Data entries

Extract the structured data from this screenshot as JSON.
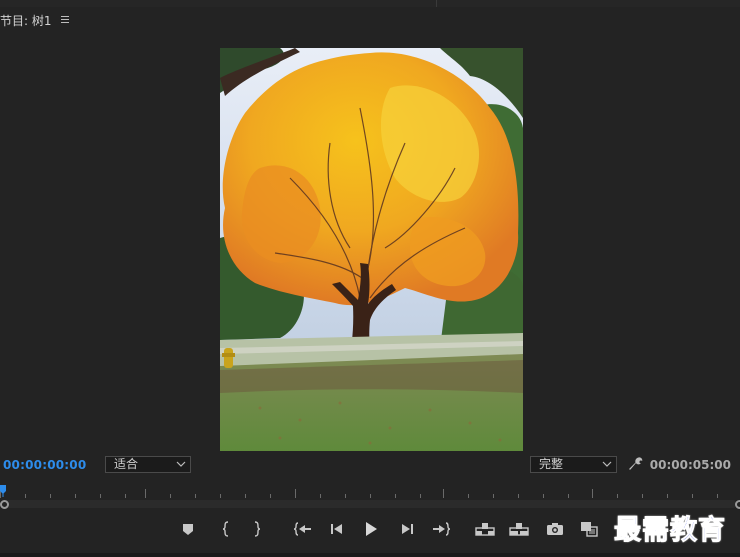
{
  "panel": {
    "title": "节目: 树1"
  },
  "viewer": {
    "content": "autumn maple tree photo"
  },
  "timecode": {
    "current": "00:00:00:00",
    "duration": "00:00:05:00"
  },
  "zoom_select": {
    "value": "适合"
  },
  "resolution_select": {
    "value": "完整"
  },
  "transport": {
    "icons": [
      "add-marker-icon",
      "mark-in-icon",
      "mark-out-icon",
      "go-to-in-icon",
      "step-back-icon",
      "play-icon",
      "step-forward-icon",
      "go-to-out-icon",
      "lift-icon",
      "extract-icon",
      "export-frame-icon",
      "comparison-view-icon"
    ]
  },
  "watermark": {
    "text": "最需教育"
  },
  "colors": {
    "accent": "#2d8ceb",
    "panel_bg": "#232323",
    "watermark": "#1b2fe0"
  }
}
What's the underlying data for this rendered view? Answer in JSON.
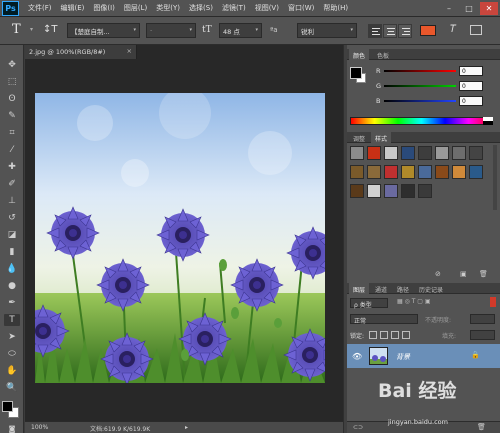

* _Your task_
In the copy, include all records verbatim but no images.

* _Task result_
Extract the structured data from this screenshot as JSON.
{
  "panel": {
    "title": "节目: 树1"
  },
  "viewer": {
    "content": "autumn maple tree photo"
  },
  "timecode": {
    "current": "00:00:00:00",
    "duration": "00:00:05:00"
  },
  "zoom_select": {
    "value": "适合"
  },
  "resolution_select": {
    "value": "完整"
  },
  "transport": {
    "icons": [
      "add-marker-icon",
      "mark-in-icon",
      "mark-out-icon",
      "go-to-in-icon",
      "step-back-icon",
      "play-icon",
      "step-forward-icon",
      "go-to-out-icon",
      "lift-icon",
      "extract-icon",
      "export-frame-icon",
      "comparison-view-icon"
    ]
  },
  "watermark": {
    "text": "最需教育"
  },
  "colors": {
    "accent": "#2d8ceb",
    "panel_bg": "#232323",
    "watermark": "#1b2fe0"
  }
}
What's the underlying data for this rendered view? Answer in JSON.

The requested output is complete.